# Document section:

I was a victim of date rape, but my community wasn’t willing to face it.

 

Beejoli Shah

IRL

Posted on Jul 24, 2015   Updated on May 28, 2021, 7:20 am CDT

Slut-shaming is a phenomenon that has touched women of all kinds and has become a powerful force of discrimination in our society. We asked women who have experienced it firsthand to share their stories in hopes that it will inspire you reconsider the way you view other’s sex lives—and your own.

Ask any Indian-American, even those from liberal families like myself, what’s expected from us as a society, and we’ll rattle off similar laundry lists: good grades, a respectable job, no dating or drinking as a teen or college student. You’re also somehow supposed to have a spouse, two kids, and a minivan by 32 (crossover SUV acceptable). These guidelines were established when our parents immigrated to America in the 1970s, back when India was a much more conservative place, and they haven’t changed much since.

For the most part, my fellow first-generation friends and I knew which guidelines to abide by (grades, curfew, ambition levels), and which we could toe around (driving our friends home, watching Next’s “Too Close” music video on TRL, and on the very rare occasion, dating). I assumed that my friends and I, as Indian-Americans, were firmly united in the instances we did color outside of the cultural norm lines—that as an entity, we were generally of one mind in how we interacted with the world.

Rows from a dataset

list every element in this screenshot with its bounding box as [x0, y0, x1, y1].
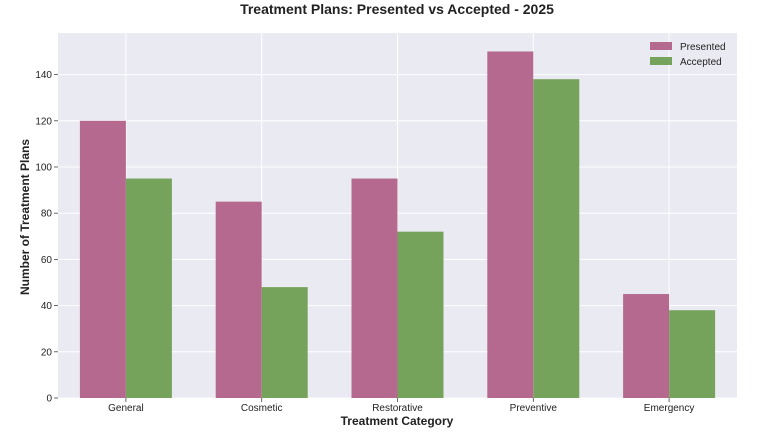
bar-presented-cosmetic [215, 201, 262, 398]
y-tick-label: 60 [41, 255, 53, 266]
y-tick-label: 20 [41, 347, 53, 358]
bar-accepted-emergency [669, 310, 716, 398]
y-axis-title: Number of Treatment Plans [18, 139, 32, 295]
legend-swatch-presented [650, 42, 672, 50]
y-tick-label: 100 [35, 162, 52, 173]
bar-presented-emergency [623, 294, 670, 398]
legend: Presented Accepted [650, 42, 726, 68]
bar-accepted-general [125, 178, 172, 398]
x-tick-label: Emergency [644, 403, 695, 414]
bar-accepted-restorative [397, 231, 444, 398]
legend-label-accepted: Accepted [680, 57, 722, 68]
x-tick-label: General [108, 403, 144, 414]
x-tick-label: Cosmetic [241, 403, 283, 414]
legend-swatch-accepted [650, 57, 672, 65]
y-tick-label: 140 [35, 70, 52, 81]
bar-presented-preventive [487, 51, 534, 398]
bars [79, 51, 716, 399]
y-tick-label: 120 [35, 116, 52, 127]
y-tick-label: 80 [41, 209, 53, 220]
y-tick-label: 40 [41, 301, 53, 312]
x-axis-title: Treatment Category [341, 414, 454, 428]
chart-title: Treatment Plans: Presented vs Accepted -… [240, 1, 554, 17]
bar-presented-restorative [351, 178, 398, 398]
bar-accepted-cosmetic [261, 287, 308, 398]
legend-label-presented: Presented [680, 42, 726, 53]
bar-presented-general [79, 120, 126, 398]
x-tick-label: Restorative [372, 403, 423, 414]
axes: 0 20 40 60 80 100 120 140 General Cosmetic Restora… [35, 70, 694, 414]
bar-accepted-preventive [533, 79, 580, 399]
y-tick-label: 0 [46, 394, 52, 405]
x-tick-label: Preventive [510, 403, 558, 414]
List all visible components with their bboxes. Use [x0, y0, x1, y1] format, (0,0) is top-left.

# Task instructions:
1 - Answer these questions using the essay on growing up Indian-American above the data.
(a) Who was asked to share their stories?
(b) By what age is a spouse, two kids, and a minivan expected?
(c) Which music video is named as something the friends could toe around by watching?
2 - Please summarize the essay on growing up Indian-American in two sentences.
3 - Continue the essay on growing up Indian-American from the point where it ends.

# Answer set:
1 -
(a) Women who have experienced slut-shaming firsthand.
(b) By 32.
(c) Next's "Too Close" on TRL.

2 - Indian-Americans, even from liberal families, face expectations such as good grades, a respectable job, no dating or drinking when young, and a spouse, two kids, and a minivan by 32, guidelines set when their parents immigrated in the 1970s. The author and first-generation friends knew which rules to obey and which to toe around, and the author assumed they were united and of one mind when they did step outside cultural norms.

3 -
Imagine my surprise when the most judgment I’ve ever felt came not from trying to find my place as a minority in America but from other Indian-Americans—people of my culture, who grew up just like me.

The first time this happened was in high school. Most of my friends had already had boyfriends, who were generally of the same race. I didn’t start dating until my junior year, after I outgrew my awkward phase and unibrow. So when I started dating Jackson, a non-Indian guy from our rival high school, I wasn’t sure if I was more excited to catch up to my friends and their dating dalliances or catch up to what I thought being an American teenager was like: a boyfriend, a prom date, kissing anywhere you can.

It’s not that the people around me weren’t having sex; it was just that I realized for the first time, we weren’t talking about it.

Using the precise teenage formula of “good girls give it up on their six-month anniversary,” Jackson and I clocked into that milestone around that time. It was the right choice at the right time, and there was no anxiety around the choice, or regrets after. (The whole thing could have been an advertisement for how to talk to teens about premarital sex, really.)

Yet when I told my friends about it, recounting the details of Monday afternoon’s milestone at Tuesday morning’s cheerleading practice, things got weird. For all the hours of discussion spent analyzing our fledgling relationship milestones (“He told me on AIM that he loved me, but do you think he like likes me?” and “He kissed me for the first time, but do you think he like likes me?!” were perennial refrains), crossing the penetration barrier suddenly ground conversation to a dead halt. It’s not that the people around me weren’t having sex; it was just that I realized for the first time, we weren’t talking about it.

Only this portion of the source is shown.